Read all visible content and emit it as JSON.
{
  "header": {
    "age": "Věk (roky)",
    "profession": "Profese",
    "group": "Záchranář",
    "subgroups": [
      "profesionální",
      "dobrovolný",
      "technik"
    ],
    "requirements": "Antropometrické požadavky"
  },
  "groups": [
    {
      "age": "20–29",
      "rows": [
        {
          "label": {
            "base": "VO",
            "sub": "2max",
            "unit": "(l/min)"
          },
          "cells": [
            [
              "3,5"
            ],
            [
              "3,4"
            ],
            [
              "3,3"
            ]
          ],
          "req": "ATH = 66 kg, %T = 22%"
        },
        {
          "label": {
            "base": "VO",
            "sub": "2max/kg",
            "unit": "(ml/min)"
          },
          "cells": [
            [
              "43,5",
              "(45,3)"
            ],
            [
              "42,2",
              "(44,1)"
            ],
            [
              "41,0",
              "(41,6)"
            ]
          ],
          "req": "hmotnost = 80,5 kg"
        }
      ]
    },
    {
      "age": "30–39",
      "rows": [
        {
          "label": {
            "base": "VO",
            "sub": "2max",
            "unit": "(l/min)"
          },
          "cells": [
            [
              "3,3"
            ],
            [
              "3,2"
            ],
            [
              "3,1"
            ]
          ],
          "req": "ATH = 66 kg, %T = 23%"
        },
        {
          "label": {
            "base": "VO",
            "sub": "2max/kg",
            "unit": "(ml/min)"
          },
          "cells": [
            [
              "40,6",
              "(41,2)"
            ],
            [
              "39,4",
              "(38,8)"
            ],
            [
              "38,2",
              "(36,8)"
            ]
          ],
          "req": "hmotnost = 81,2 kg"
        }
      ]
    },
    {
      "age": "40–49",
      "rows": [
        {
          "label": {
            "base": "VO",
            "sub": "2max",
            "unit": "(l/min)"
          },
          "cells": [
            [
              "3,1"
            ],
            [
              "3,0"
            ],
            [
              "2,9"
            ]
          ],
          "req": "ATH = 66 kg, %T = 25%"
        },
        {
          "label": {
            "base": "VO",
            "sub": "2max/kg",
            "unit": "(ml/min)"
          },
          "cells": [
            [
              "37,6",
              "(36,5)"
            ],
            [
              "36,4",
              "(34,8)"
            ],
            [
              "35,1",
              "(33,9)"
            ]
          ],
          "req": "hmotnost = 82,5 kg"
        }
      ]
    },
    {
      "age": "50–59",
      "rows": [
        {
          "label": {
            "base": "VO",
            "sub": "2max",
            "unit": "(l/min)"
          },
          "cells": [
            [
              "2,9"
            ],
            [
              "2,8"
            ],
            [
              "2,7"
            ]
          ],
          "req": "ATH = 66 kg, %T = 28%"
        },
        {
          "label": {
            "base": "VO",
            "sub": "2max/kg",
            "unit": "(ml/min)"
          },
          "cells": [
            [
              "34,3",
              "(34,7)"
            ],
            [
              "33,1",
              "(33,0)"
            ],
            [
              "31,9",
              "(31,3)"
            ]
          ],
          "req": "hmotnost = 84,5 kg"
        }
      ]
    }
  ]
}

:: Work to complete ::
Reproduce each line verbatim.

:: Answer to this task ::
Read all visible content and emit it as JSON.
{
  "header": {
    "age": "Věk (roky)",
    "profession": "Profese",
    "group": "Záchranář",
    "subgroups": [
      "profesionální",
      "dobrovolný",
      "technik"
    ],
    "requirements": "Antropometrické požadavky"
  },
  "groups": [
    {
      "age": "20–29",
      "rows": [
        {
          "label": {
            "base": "VO",
            "sub": "2max",
            "unit": "(l/min)"
          },
          "cells": [
            [
              "3,5"
            ],
            [
              "3,4"
            ],
            [
              "3,3"
            ]
          ],
          "req": "ATH = 66 kg, %T = 22%"
        },
        {
          "label": {
            "base": "VO",
            "sub": "2max/kg",
            "unit": "(ml/min)"
          },
          "cells": [
            [
              "43,5",
              "(45,3)"
            ],
            [
              "42,2",
              "(44,1)"
            ],
            [
              "41,0",
              "(41,6)"
            ]
          ],
          "req": "hmotnost = 80,5 kg"
        }
      ]
    },
    {
      "age": "30–39",
      "rows": [
        {
          "label": {
            "base": "VO",
            "sub": "2max",
            "unit": "(l/min)"
          },
          "cells": [
            [
              "3,3"
            ],
            [
              "3,2"
            ],
            [
              "3,1"
            ]
          ],
          "req": "ATH = 66 kg, %T = 23%"
        },
        {
          "label": {
            "base": "VO",
            "sub": "2max/kg",
            "unit": "(ml/min)"
          },
          "cells": [
            [
              "40,6",
              "(41,2)"
            ],
            [
              "39,4",
              "(38,8)"
            ],
            [
              "38,2",
              "(36,8)"
            ]
          ],
          "req": "hmotnost = 81,2 kg"
        }
      ]
    },
    {
      "age": "40–49",
      "rows": [
        {
          "label": {
            "base": "VO",
            "sub": "2max",
            "unit": "(l/min)"
          },
          "cells": [
            [
              "3,1"
            ],
            [
              "3,0"
            ],
            [
              "2,9"
            ]
          ],
          "req": "ATH = 66 kg, %T = 25%"
        },
        {
          "label": {
            "base": "VO",
            "sub": "2max/kg",
            "unit": "(ml/min)"
          },
          "cells": [
            [
              "37,6",
              "(36,5)"
            ],
            [
              "36,4",
              "(34,8)"
            ],
            [
              "35,1",
              "(33,9)"
            ]
          ],
          "req": "hmotnost = 82,5 kg"
        }
      ]
    },
    {
      "age": "50–59",
      "rows": [
        {
          "label": {
            "base": "VO",
            "sub": "2max",
            "unit": "(l/min)"
          },
          "cells": [
            [
              "2,9"
            ],
            [
              "2,8"
            ],
            [
              "2,7"
            ]
          ],
          "req": "ATH = 66 kg, %T = 28%"
        },
        {
          "label": {
            "base": "VO",
            "sub": "2max/kg",
            "unit": "(ml/min)"
          },
          "cells": [
            [
              "34,3",
              "(34,7)"
            ],
            [
              "33,1",
              "(33,0)"
            ],
            [
              "31,9",
              "(31,3)"
            ]
          ],
          "req": "hmotnost = 84,5 kg"
        }
      ]
    }
  ]
}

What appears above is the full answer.